(Aim of the exercise) Collect every row below that contains the string "plot", treating uppercase and lowercase as distinct, and copy each of those rows in full.

(Recorded information)
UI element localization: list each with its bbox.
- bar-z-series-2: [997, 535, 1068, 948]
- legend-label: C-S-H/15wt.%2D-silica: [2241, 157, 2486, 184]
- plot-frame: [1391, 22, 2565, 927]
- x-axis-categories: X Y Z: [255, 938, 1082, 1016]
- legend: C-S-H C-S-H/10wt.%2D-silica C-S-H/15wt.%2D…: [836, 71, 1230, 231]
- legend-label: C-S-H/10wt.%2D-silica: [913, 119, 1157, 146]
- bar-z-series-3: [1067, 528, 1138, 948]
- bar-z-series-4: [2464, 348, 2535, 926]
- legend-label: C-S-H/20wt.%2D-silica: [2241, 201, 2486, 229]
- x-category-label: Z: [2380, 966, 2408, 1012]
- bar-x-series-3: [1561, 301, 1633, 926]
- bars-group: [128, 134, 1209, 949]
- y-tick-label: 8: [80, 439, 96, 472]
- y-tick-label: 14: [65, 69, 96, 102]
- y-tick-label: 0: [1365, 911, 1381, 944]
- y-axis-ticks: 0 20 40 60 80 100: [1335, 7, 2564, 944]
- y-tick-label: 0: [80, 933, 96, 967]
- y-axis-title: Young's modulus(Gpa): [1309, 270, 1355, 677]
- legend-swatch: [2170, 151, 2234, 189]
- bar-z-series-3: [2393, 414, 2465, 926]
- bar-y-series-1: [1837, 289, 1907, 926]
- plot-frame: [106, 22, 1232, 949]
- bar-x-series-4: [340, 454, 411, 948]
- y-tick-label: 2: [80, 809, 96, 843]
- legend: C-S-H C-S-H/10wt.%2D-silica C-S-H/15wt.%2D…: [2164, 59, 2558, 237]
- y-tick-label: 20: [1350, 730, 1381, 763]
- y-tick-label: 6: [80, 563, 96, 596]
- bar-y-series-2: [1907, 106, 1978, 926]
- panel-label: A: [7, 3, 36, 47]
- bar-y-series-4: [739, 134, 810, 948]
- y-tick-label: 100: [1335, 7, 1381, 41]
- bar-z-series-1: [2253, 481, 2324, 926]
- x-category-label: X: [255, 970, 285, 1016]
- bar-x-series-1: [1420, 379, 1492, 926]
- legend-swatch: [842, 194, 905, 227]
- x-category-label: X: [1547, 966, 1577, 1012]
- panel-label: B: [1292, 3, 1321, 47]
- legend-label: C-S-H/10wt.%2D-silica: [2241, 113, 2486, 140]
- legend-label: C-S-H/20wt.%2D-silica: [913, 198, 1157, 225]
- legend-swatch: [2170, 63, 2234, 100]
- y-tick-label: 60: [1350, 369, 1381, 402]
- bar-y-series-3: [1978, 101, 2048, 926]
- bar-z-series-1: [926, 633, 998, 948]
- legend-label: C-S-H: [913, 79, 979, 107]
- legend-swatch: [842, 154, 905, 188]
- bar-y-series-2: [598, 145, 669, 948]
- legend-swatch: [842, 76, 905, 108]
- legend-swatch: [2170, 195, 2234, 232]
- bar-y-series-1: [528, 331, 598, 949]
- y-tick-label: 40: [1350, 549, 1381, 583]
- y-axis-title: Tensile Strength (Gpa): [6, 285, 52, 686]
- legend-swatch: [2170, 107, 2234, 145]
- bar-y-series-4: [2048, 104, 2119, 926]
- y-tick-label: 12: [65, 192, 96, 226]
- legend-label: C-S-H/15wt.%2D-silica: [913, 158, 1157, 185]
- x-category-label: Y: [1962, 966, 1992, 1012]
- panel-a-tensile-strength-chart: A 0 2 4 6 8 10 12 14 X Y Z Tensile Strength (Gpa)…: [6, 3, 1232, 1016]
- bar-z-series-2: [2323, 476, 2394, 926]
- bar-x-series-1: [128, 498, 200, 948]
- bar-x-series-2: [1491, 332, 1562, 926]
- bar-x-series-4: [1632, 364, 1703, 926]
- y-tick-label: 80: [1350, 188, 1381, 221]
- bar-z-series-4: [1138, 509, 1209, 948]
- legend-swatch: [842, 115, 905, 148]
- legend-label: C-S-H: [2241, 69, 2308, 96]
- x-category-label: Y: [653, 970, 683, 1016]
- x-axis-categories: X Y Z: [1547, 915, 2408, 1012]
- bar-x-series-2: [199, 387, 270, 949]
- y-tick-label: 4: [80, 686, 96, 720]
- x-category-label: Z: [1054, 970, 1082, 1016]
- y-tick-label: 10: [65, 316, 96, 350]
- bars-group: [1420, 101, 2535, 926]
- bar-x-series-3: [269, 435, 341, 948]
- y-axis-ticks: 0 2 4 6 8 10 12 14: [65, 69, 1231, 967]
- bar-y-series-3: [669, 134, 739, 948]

(Final result)
- plot-frame: [1391, 22, 2565, 927]
- plot-frame: [106, 22, 1232, 949]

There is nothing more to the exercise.